Present every line in which the string "fimpl" appears.

**Excerpt from a dataset**
-=-=-=-=-

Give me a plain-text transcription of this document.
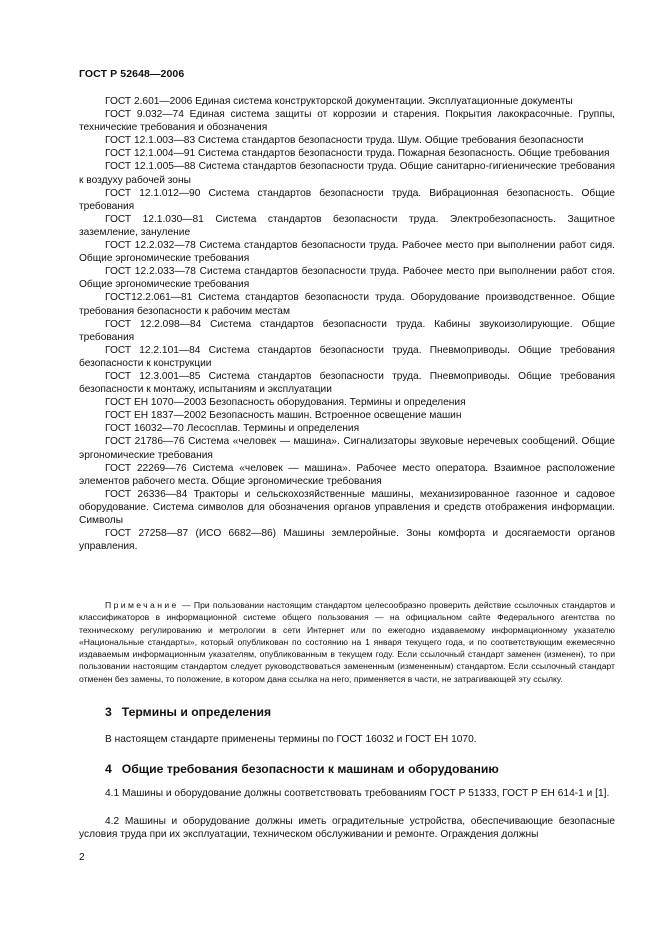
ГОСТ Р 52648—2006

ГОСТ 2.601—2006 Единая система конструкторской документации. Эксплуатационные документы

ГОСТ 9.032—74 Единая система защиты от коррозии и старения. Покрытия лакокрасочные. Группы, технические требования и обозначения

ГОСТ 12.1.003—83 Система стандартов безопасности труда. Шум. Общие требования безопасности

ГОСТ 12.1.004—91 Система стандартов безопасности труда. Пожарная безопасность. Общие требования

ГОСТ 12.1.005—88 Система стандартов безопасности труда. Общие санитарно-гигиенические требования к воздуху рабочей зоны

ГОСТ 12.1.012—90 Система стандартов безопасности труда. Вибрационная безопасность. Общие требования

ГОСТ 12.1.030—81 Система стандартов безопасности труда. Электробезопасность. Защитное заземление, зануление

ГОСТ 12.2.032—78 Система стандартов безопасности труда. Рабочее место при выполнении работ сидя. Общие эргономические требования

ГОСТ 12.2.033—78 Система стандартов безопасности труда. Рабочее место при выполнении работ стоя. Общие эргономические требования

ГОСТ12.2.061—81 Система стандартов безопасности труда. Оборудование производственное. Общие требования безопасности к рабочим местам

ГОСТ 12.2.098—84 Система стандартов безопасности труда. Кабины звукоизолирующие. Общие требования

ГОСТ 12.2.101—84 Система стандартов безопасности труда. Пневмоприводы. Общие требования безопасности к конструкции

ГОСТ 12.3.001—85 Система стандартов безопасности труда. Пневмоприводы. Общие требования безопасности к монтажу, испытаниям и эксплуатации

ГОСТ ЕН 1070—2003 Безопасность оборудования. Термины и определения

ГОСТ ЕН 1837—2002 Безопасность машин. Встроенное освещение машин

ГОСТ 16032—70 Лесосплав. Термины и определения

ГОСТ 21786—76 Система «человек — машина». Сигнализаторы звуковые неречевых сообщений. Общие эргономические требования

ГОСТ 22269—76 Система «человек — машина». Рабочее место оператора. Взаимное расположение элементов рабочего места. Общие эргономические требования

ГОСТ 26336—84 Тракторы и сельскохозяйственные машины, механизированное газонное и садовое оборудование. Система символов для обозначения органов управления и средств отображения информации. Символы

ГОСТ 27258—87 (ИСО 6682—86) Машины землеройные. Зоны комфорта и досягаемости органов управления.

Примечание — При пользовании настоящим стандартом целесообразно проверить действие ссылочных стандартов и классификаторов в информационной системе общего пользования — на официальном сайте Федерального агентства по техническому регулированию и метрологии в сети Интернет или по ежегодно издаваемому информационному указателю «Национальные стандарты», который опубликован по состоянию на 1 января текущего года, и по соответствующим ежемесячно издаваемым информационным указателям, опубликованным в текущем году. Если ссылочный стандарт заменен (изменен), то при пользовании настоящим стандартом следует руководствоваться замененным (измененным) стандартом. Если ссылочный стандарт отменен без замены, то положение, в котором дана ссылка на него, применяется в части, не затрагивающей эту ссылку.
3 Термины и определения

В настоящем стандарте применены термины по ГОСТ 16032 и ГОСТ ЕН 1070.

4 Общие требования безопасности к машинам и оборудованию

4.1 Машины и оборудование должны соответствовать требованиям ГОСТ Р 51333, ГОСТ Р ЕН 614-1 и [1].

4.2 Машины и оборудование должны иметь оградительные устройства, обеспечивающие безопасные условия труда при их эксплуатации, техническом обслуживании и ремонте. Ограждения должны

2
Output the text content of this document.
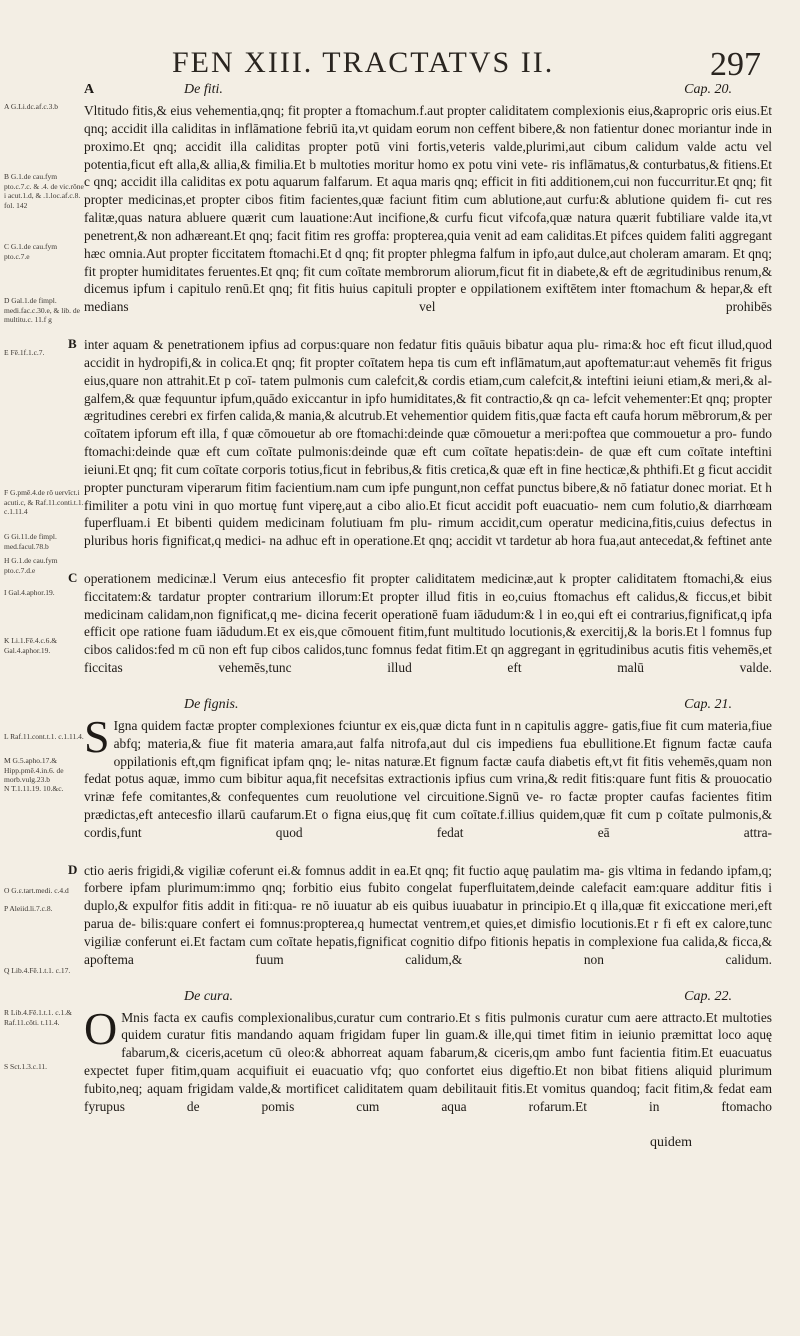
FEN XIII. TRACTATVS II.	297
A G.Li.dc.af.c.3.b
B G.1.de cau.fym pto.c.7.c. & .4. de vic.rōne i acut.1.d, & .1.loc.af.c.8. fol. 142
C G.1.de cau.fym pto.c.7.e
D Gal.1.de fimpl. medi.fac.c.30.e, & lib. de multitu.c. 11.f g
E Fē.1f.1.c.7.
F G.pmē.4.de rō uervīct.i acuti.c, & Raf.11.conti.t.1. c.1.11.4
G Gi.11.de fimpl. med.facul.78.b
H G.1.de cau.fym pto.c.7.d.e
I Gal.4.aphor.19.
K Li.1.Fē.4.c.6.& Gal.4.aphor.19.
L Raf.11.cont.t.1. c.1.11.4.
M G.5.apho.17.& Hipp.pmē.4.in.6. de morb.vulg.23.b
N T.1.11.19. 10.&c.
O G.ε.tart.medi. c.4.d
P Aleiid.li.7.c.8.
Q Lib.4.Fē.1.t.1. c.17.
R Lib.4.Fē.1.t.1. c.1.& Raf.11.cōti. t.11.4.
S Sct.1.3.c.11.
A	De fiti.	Cap. 20.

Vltitudo fitis,& eius vehementia,qnq; fit propter a ftomachum.f.aut propter caliditatem complexionis eius,&apropric oris eius.Et qnq; accidit illa caliditas in inflāmatione febriū ita,vt quidam eorum non ceffent bibere,& non fatientur donec moriantur inde in proximo.Et qnq; accidit illa caliditas propter potū vini fortis,veteris valde,plurimi,aut cibum calidum valde actu vel potentia,ficut eft alla,& allia,& fimilia.Et b multoties moritur homo ex potu vini vete- ris inflāmatus,& conturbatus,& fitiens.Et c qnq; accidit illa caliditas ex potu aquarum falfarum. Et aqua maris qnq; efficit in fiti additionem,cui non fuccurritur.Et qnq; fit propter medicinas,et propter cibos fitim facientes,quæ faciunt fitim cum ablutione,aut curfu:& ablutione quidem fi- cut res falitæ,quas natura abluere quærit cum lauatione:Aut incifione,& curfu ficut vifcofa,quæ natura quærit fubtiliare valde ita,vt penetrent,& non adhæreant.Et qnq; facit fitim res groffa: propterea,quia venit ad eam caliditas.Et pifces quidem faliti aggregant hæc omnia.Aut propter ficcitatem ftomachi.Et d qnq; fit propter phlegma falfum in ipfo,aut dulce,aut choleram amaram. Et qnq; fit propter humiditates feruentes.Et qnq; fit cum coītate membrorum aliorum,ficut fit in diabete,& eft de ægritudinibus renum,& dicemus ipfum i capitulo renū.Et qnq; fit fitis huius capituli propter e oppilationem exiftētem inter ftomachum & hepar,& eft medians vel prohibēs

B inter aquam & penetrationem ipfius ad corpus:quare non fedatur fitis quāuis bibatur aqua plu- rima:& hoc eft ficut illud,quod accidit in hydropifi,& in colica.Et qnq; fit propter coītatem hepa tis cum eft inflāmatum,aut apoftematur:aut vehemēs fit frigus eius,quare non attrahit.Et p coī- tatem pulmonis cum calefcit,& cordis etiam,cum calefcit,& inteftini ieiuni etiam,& meri,& al- galfem,& quæ fequuntur ipfum,quādo exiccantur in ipfo humiditates,& fit contractio,& qn ca- lefcit vehementer:Et qnq; propter ægritudines cerebri ex firfen calida,& mania,& alcutrub.Et vehementior quidem fitis,quæ facta eft caufa horum mēbrorum,& per coītatem ipforum eft illa, f quæ cōmouetur ab ore ftomachi:deinde quæ cōmouetur a meri:poftea que commouetur a pro- fundo ftomachi:deinde quæ eft cum coītate pulmonis:deinde quæ eft cum coītate hepatis:dein- de quæ eft cum coītate inteftini ieiuni.Et qnq; fit cum coītate corporis totius,ficut in febribus,& fitis cretica,& quæ eft in fine hecticæ,& phthifi.Et g ficut accidit propter puncturam viperarum fitim facientium.nam cum ipfe pungunt,non ceffat punctus bibere,& nō fatiatur donec moriat. Et h fimiliter a potu vini in quo mortuę funt viperę,aut a cibo alio.Et ficut accidit poft euacuatio- nem cum folutio,& diarrhœam fuperfluam.i Et bibenti quidem medicinam folutiuam fm plu- rimum accidit,cum operatur medicina,fitis,cuius defectus in pluribus horis fignificat,q medici- na adhuc eft in operatione.Et qnq; accidit vt tardetur ab hora fua,aut antecedat,& feftinet ante

C operationem medicinæ.l Verum eius antecesfio fit propter caliditatem medicinæ,aut k propter caliditatem ftomachi,& eius ficcitatem:& tardatur propter contrarium illorum:Et propter illud fitis in eo,cuius ftomachus eft calidus,& ficcus,et bibit medicinam calidam,non fignificat,q me- dicina fecerit operationē fuam iādudum:& l in eo,qui eft ei contrarius,fignificat,q ipfa efficit ope ratione fuam iādudum.Et ex eis,que cōmouent fitim,funt multitudo locutionis,& exercitij,& la boris.Et l fomnus fup cibos calidos:fed m cū non eft fup cibos calidos,tunc fomnus fedat fitim.Et qn aggregant in ęgritudinibus acutis fitis vehemēs,et ficcitas vehemēs,tunc illud eft malū valde.

De fignis.	Cap. 21.
S Igna quidem factæ propter complexiones fciuntur ex eis,quæ dicta funt in n capitulis aggre- gatis,fiue fit cum materia,fiue abfq; materia,& fiue fit materia amara,aut falfa nitrofa,aut dul cis impediens fua ebullitione.Et fignum factæ caufa oppilationis eft,qm fignificat ipfam qnq; le- nitas naturæ.Et fignum factæ caufa diabetis eft,vt fit fitis vehemēs,quam non fedat potus aquæ, immo cum bibitur aqua,fit necefsitas extractionis ipfius cum vrina,& redit fitis:quare funt fitis & prouocatio vrinæ fefe comitantes,& confequentes cum reuolutione vel circuitione.Signū ve- ro factæ propter caufas facientes fitim prædictas,eft antecesfio illarū caufarum.Et o figna eius,quę fit cum coītate.f.illius quidem,quæ fit cum p coītate pulmonis,& cordis,funt quod fedat eā attra-

D ctio aeris frigidi,& vigiliæ coferunt ei.& fomnus addit in ea.Et qnq; fit fuctio aquę paulatim ma- gis vltima in fedando ipfam,q; forbere ipfam plurimum:immo qnq; forbitio eius fubito congelat fuperfluitatem,deinde calefacit eam:quare additur fitis i duplo,& expulfor fitis addit in fiti:qua- re nō iuuatur ab eis quibus iuuabatur in principio.Et q illa,quæ fit exiccatione meri,eft parua de- bilis:quare confert ei fomnus:propterea,q humectat ventrem,et quies,et dimisfio locutionis.Et r fi eft ex calore,tunc vigiliæ conferunt ei.Et factam cum coītate hepatis,fignificat cognitio difpo fitionis hepatis in complexione fua calida,& ficca,& apoftema fuum calidum,& non calidum.

De cura.	Cap. 22.
O Mnis facta ex caufis complexionalibus,curatur cum contrario.Et s fitis pulmonis curatur cum aere attracto.Et multoties quidem curatur fitis mandando aquam frigidam fuper lin guam.& ille,qui timet fitim in ieiunio præmittat loco aquę fabarum,& ciceris,acetum cū oleo:& abhorreat aquam fabarum,& ciceris,qm ambo funt facientia fitim.Et euacuatus expectet fuper fitim,quam acquifiuit ei euacuatio vfq; quo confortet eius digeftio.Et non bibat fitiens aliquid plurimum fubito,neq; aquam frigidam valde,& mortificet caliditatem quam debilitauit fitis.Et vomitus quandoq; facit fitim,& fedat eam fyrupus de pomis cum aqua rofarum.Et in ftomacho

quidem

-=-=-=-=-

**Exercise response**
D Gal.1.de fimpl. medi.fac.c.30.e, & lib. de multitu.c. 11.f g
G Gi.11.de fimpl. med.facul.78.b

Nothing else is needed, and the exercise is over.